We’d bought donuts for everyone to thank them for the accommodations.
“La policia de estados unidos gustan donuts mucho,” somebody said.
“Si todos.” Everyone laughed and I knew I was placing my tongue too far back in my mouth when flicking it in attempt to make the harder Mexican “D” sound.
“Todos, toros, todos, toros,” I repeated.
We said our goodbyes. I wanted to place my bike at the bottom of the pole and slide down from our room to ride off. Despite my newly recognized sense of white privilege, my request was denied.
I was listening to Tom Petty that morning. There is a line in the song It’s good to be king that goes “When your bulldog barks and your canary sings, you’re out there with winners, it’s good to be king….”
As this line was sung I heard a dog bark and the sound of Soph screaming. This happens multiple times a day. Soph takes the brunt of it all as they don’t seem to react fast enough when I first pass. Mexican dogs don’t bite. They will snarl and chase within inches of your feet though. They appear to get quite a few rocks thrown at them and I find that if you simply cock your arm as if you have a projectile they will fall back. Soph prefers to stop and hiss at them.

**SUPPLIED DATA:**
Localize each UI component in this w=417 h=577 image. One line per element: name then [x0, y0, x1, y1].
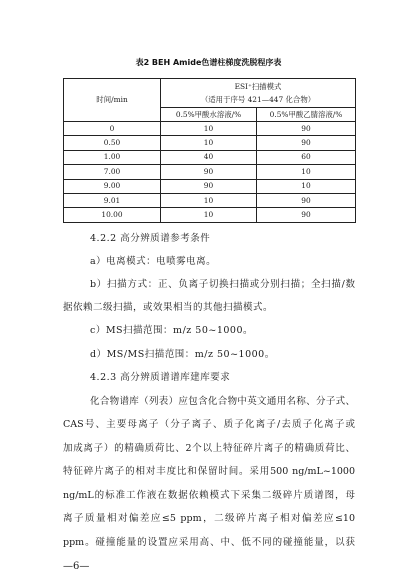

**DIRECTIONS FOR THIS TASK:** Reproduce the passage above about the donuts and the Mexican dogs word for word, in full.

**RESPONSE FOR THIS EXERCISE:**
We’d bought donuts for everyone to thank them for the accommodations.
“La policia de estados unidos gustan donuts mucho,” somebody said.
“Si todos.” Everyone laughed and I knew I was placing my tongue too far back in my mouth when flicking it in attempt to make the harder Mexican “D” sound.
“Todos, toros, todos, toros,” I repeated.
We said our goodbyes. I wanted to place my bike at the bottom of the pole and slide down from our room to ride off. Despite my newly recognized sense of white privilege, my request was denied.
I was listening to Tom Petty that morning. There is a line in the song It’s good to be king that goes “When your bulldog barks and your canary sings, you’re out there with winners, it’s good to be king….”
As this line was sung I heard a dog bark and the sound of Soph screaming. This happens multiple times a day. Soph takes the brunt of it all as they don’t seem to react fast enough when I first pass. Mexican dogs don’t bite. They will snarl and chase within inches of your feet though. They appear to get quite a few rocks thrown at them and I find that if you simply cock your arm as if you have a projectile they will fall back. Soph prefers to stop and hiss at them.